> **Task item**
Search the entries for the word "survival". Copy every line where it turns up.

### Excerpted data ###

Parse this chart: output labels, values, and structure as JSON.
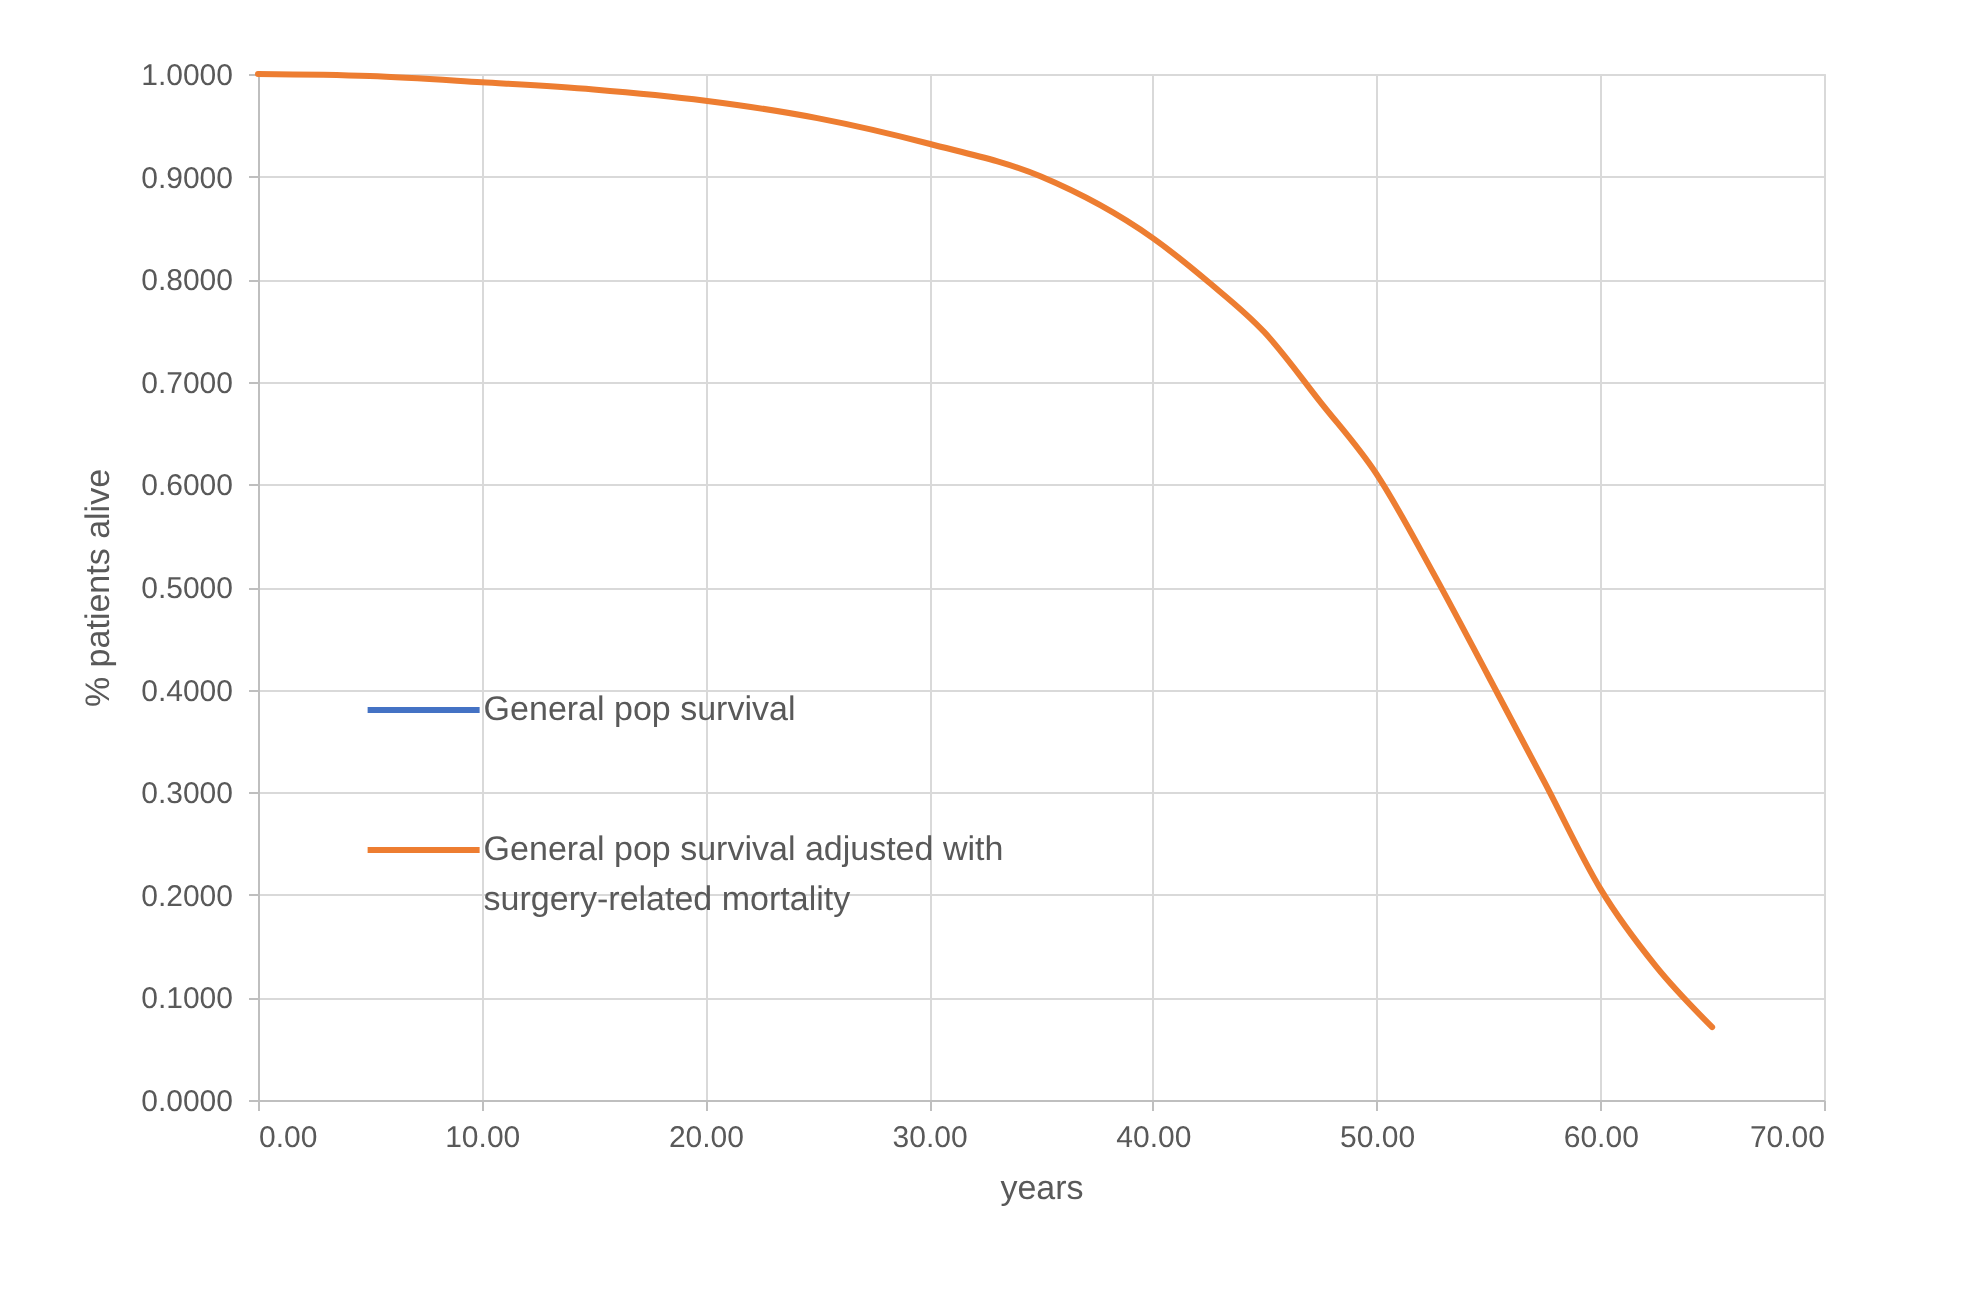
{
  "chart_data": {
    "type": "line",
    "xlabel": "years",
    "ylabel": "% patients alive",
    "x": [
      0,
      5,
      10,
      15,
      20,
      25,
      30,
      35,
      40,
      42.5,
      45,
      47.5,
      50,
      52.5,
      55,
      57.5,
      60,
      62.5,
      65
    ],
    "series": [
      {
        "name": "General pop survival",
        "color": "#4472c4",
        "values": [
          null,
          null,
          null,
          null,
          null,
          null,
          null,
          null,
          null,
          null,
          null,
          null,
          null,
          null,
          null,
          null,
          null,
          null,
          null
        ]
      },
      {
        "name": "General pop survival adjusted with surgery-related mortality",
        "color": "#ed7d31",
        "values": [
          1.0,
          0.998,
          0.992,
          0.985,
          0.974,
          0.957,
          0.932,
          0.9,
          0.84,
          0.797,
          0.748,
          0.68,
          0.61,
          0.515,
          0.413,
          0.31,
          0.206,
          0.13,
          0.071
        ]
      }
    ],
    "xlim": [
      0,
      70
    ],
    "xticks": [
      {
        "value": 0,
        "label": "0.00"
      },
      {
        "value": 10,
        "label": "10.00"
      },
      {
        "value": 20,
        "label": "20.00"
      },
      {
        "value": 30,
        "label": "30.00"
      },
      {
        "value": 40,
        "label": "40.00"
      },
      {
        "value": 50,
        "label": "50.00"
      },
      {
        "value": 60,
        "label": "60.00"
      },
      {
        "value": 70,
        "label": "70.00"
      }
    ],
    "ylim": [
      0,
      1
    ],
    "yticks": [
      {
        "value": 0,
        "label": "0.0000"
      },
      {
        "value": 0.1,
        "label": "0.1000"
      },
      {
        "value": 0.2,
        "label": "0.2000"
      },
      {
        "value": 0.3,
        "label": "0.3000"
      },
      {
        "value": 0.4,
        "label": "0.4000"
      },
      {
        "value": 0.5,
        "label": "0.5000"
      },
      {
        "value": 0.6,
        "label": "0.6000"
      },
      {
        "value": 0.7,
        "label": "0.7000"
      },
      {
        "value": 0.8,
        "label": "0.8000"
      },
      {
        "value": 0.9,
        "label": "0.9000"
      },
      {
        "value": 1,
        "label": "1.0000"
      }
    ],
    "grid": true,
    "legend": "left",
    "marker": "none",
    "line_style": "solid"
  }
}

###

> **Solution**
        "name": "General pop survival",
        "name": "General pop survival adjusted with surgery-related mortality",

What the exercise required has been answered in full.